→ WHAT THE TASK REQUIRES:
State the number of lines below in which the word "يلزم" appears. Nothing else belongs in the answer.

— START OF INFORMATION SUPPLIED —

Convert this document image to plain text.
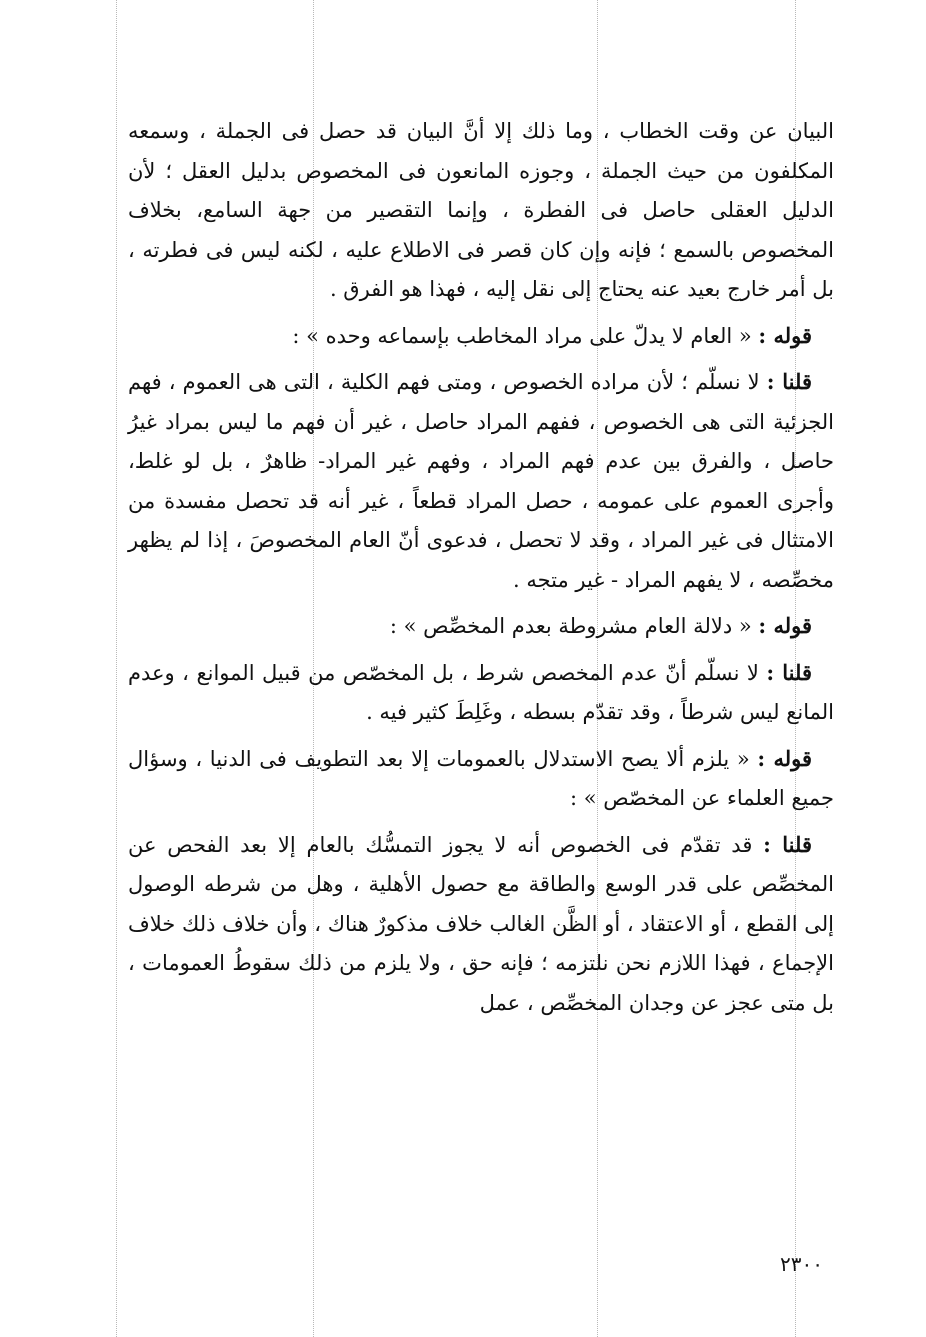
البيان عن وقت الخطاب ، وما ذلك إلا أنَّ البيان قد حصل فى الجملة ، وسمعه المكلفون من حيث الجملة ، وجوزه المانعون فى المخصوص بدليل العقل ؛ لأن الدليل العقلى حاصل فى الفطرة ، وإنما التقصير من جهة السامع، بخلاف المخصوص بالسمع ؛ فإنه وإن كان قصر فى الاطلاع عليه ، لكنه ليس فى فطرته ، بل أمر خارج بعيد عنه يحتاج إلى نقل إليه ، فهذا هو الفرق .

قوله : « العام لا يدلّ على مراد المخاطب بإسماعه وحده » :

قلنا : لا نسلّم ؛ لأن مراده الخصوص ، ومتى فهم الكلية ، التى هى العموم ، فهم الجزئية التى هى الخصوص ، ففهم المراد حاصل ، غير أن فهم ما ليس بمراد غيرُ حاصل ، والفرق بين عدم فهم المراد ، وفهم غير المراد- ظاهرٌ ، بل لو غلط، وأجرى العموم على عمومه ، حصل المراد قطعاً ، غير أنه قد تحصل مفسدة من الامتثال فى غير المراد ، وقد لا تحصل ، فدعوى أنّ العام المخصوصَ ، إذا لم يظهر مخصِّصه ، لا يفهم المراد - غير متجه .

قوله : « دلالة العام مشروطة بعدم المخصِّص » :

قلنا : لا نسلّم أنّ عدم المخصص شرط ، بل المخصّص من قبيل الموانع ، وعدم المانع ليس شرطاً ، وقد تقدّم بسطه ، وغَلِطَ كثير فيه .

قوله : « يلزم ألا يصح الاستدلال بالعمومات إلا بعد التطويف فى الدنيا ، وسؤال جميع العلماء عن المخصّص » :

قلنا : قد تقدّم فى الخصوص أنه لا يجوز التمسُّك بالعام إلا بعد الفحص عن المخصِّص على قدر الوسع والطاقة مع حصول الأهلية ، وهل من شرطه الوصول إلى القطع ، أو الاعتقاد ، أو الظَّن الغالب خلاف مذكورٌ هناك ، وأن خلاف ذلك خلاف الإجماع ، فهذا اللازم نحن نلتزمه ؛ فإنه حق ، ولا يلزم من ذلك سقوطُ العمومات ، بل متى عجز عن وجدان المخصِّص ، عمل

٢٣٠٠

— END OF INFORMATION SUPPLIED —

→ ANSWER TO THIS PROBLEM:
2